LISTED ENTRIES:
============
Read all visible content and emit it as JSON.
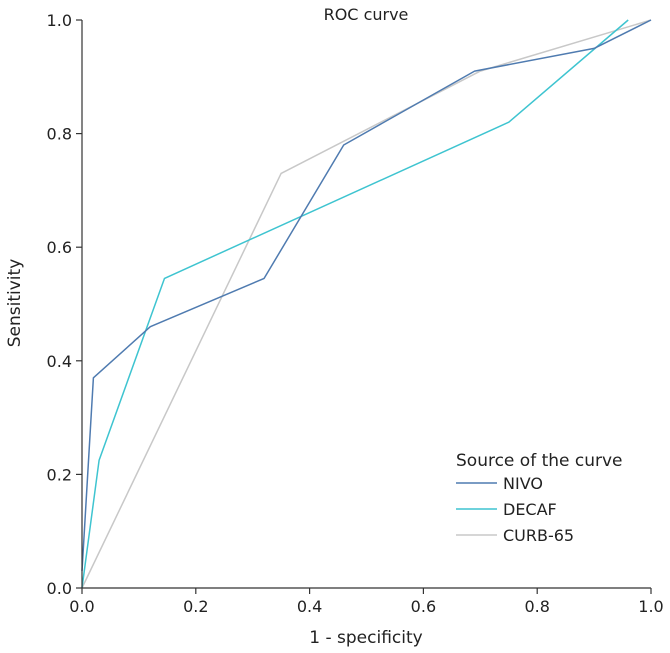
{
  "chart_data": {
    "type": "line",
    "title": "ROC curve",
    "xlabel": "1 - specificity",
    "ylabel": "Sensitivity",
    "xlim": [
      0,
      1
    ],
    "ylim": [
      0,
      1
    ],
    "xticks": [
      "0.0",
      "0.2",
      "0.4",
      "0.6",
      "0.8",
      "1.0"
    ],
    "yticks": [
      "0.0",
      "0.2",
      "0.4",
      "0.6",
      "0.8",
      "1.0"
    ],
    "legend": {
      "title": "Source of the curve",
      "position": "bottom-right"
    },
    "series": [
      {
        "name": "NIVO",
        "color": "#4f7bb0",
        "points": [
          [
            0,
            0.03
          ],
          [
            0.02,
            0.37
          ],
          [
            0.12,
            0.46
          ],
          [
            0.32,
            0.545
          ],
          [
            0.46,
            0.78
          ],
          [
            0.69,
            0.91
          ],
          [
            0.9,
            0.95
          ],
          [
            1.0,
            1.0
          ]
        ]
      },
      {
        "name": "DECAF",
        "color": "#3ec4d0",
        "points": [
          [
            0,
            0
          ],
          [
            0.03,
            0.225
          ],
          [
            0.145,
            0.545
          ],
          [
            0.75,
            0.82
          ],
          [
            0.96,
            1.0
          ]
        ]
      },
      {
        "name": "CURB-65",
        "color": "#c8c8c8",
        "points": [
          [
            0,
            0
          ],
          [
            0.35,
            0.73
          ],
          [
            0.7,
            0.91
          ],
          [
            1.0,
            1.0
          ]
        ]
      }
    ]
  }
}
============
The records above need to be given again exactly. Omit the pictures.

RESULT OF THIS TASK:
Read all visible content and emit it as JSON.
{
  "chart_data": {
    "type": "line",
    "title": "ROC curve",
    "xlabel": "1 - specificity",
    "ylabel": "Sensitivity",
    "xlim": [
      0,
      1
    ],
    "ylim": [
      0,
      1
    ],
    "xticks": [
      "0.0",
      "0.2",
      "0.4",
      "0.6",
      "0.8",
      "1.0"
    ],
    "yticks": [
      "0.0",
      "0.2",
      "0.4",
      "0.6",
      "0.8",
      "1.0"
    ],
    "legend": {
      "title": "Source of the curve",
      "position": "bottom-right"
    },
    "series": [
      {
        "name": "NIVO",
        "color": "#4f7bb0",
        "points": [
          [
            0,
            0.03
          ],
          [
            0.02,
            0.37
          ],
          [
            0.12,
            0.46
          ],
          [
            0.32,
            0.545
          ],
          [
            0.46,
            0.78
          ],
          [
            0.69,
            0.91
          ],
          [
            0.9,
            0.95
          ],
          [
            1.0,
            1.0
          ]
        ]
      },
      {
        "name": "DECAF",
        "color": "#3ec4d0",
        "points": [
          [
            0,
            0
          ],
          [
            0.03,
            0.225
          ],
          [
            0.145,
            0.545
          ],
          [
            0.75,
            0.82
          ],
          [
            0.96,
            1.0
          ]
        ]
      },
      {
        "name": "CURB-65",
        "color": "#c8c8c8",
        "points": [
          [
            0,
            0
          ],
          [
            0.35,
            0.73
          ],
          [
            0.7,
            0.91
          ],
          [
            1.0,
            1.0
          ]
        ]
      }
    ]
  }
}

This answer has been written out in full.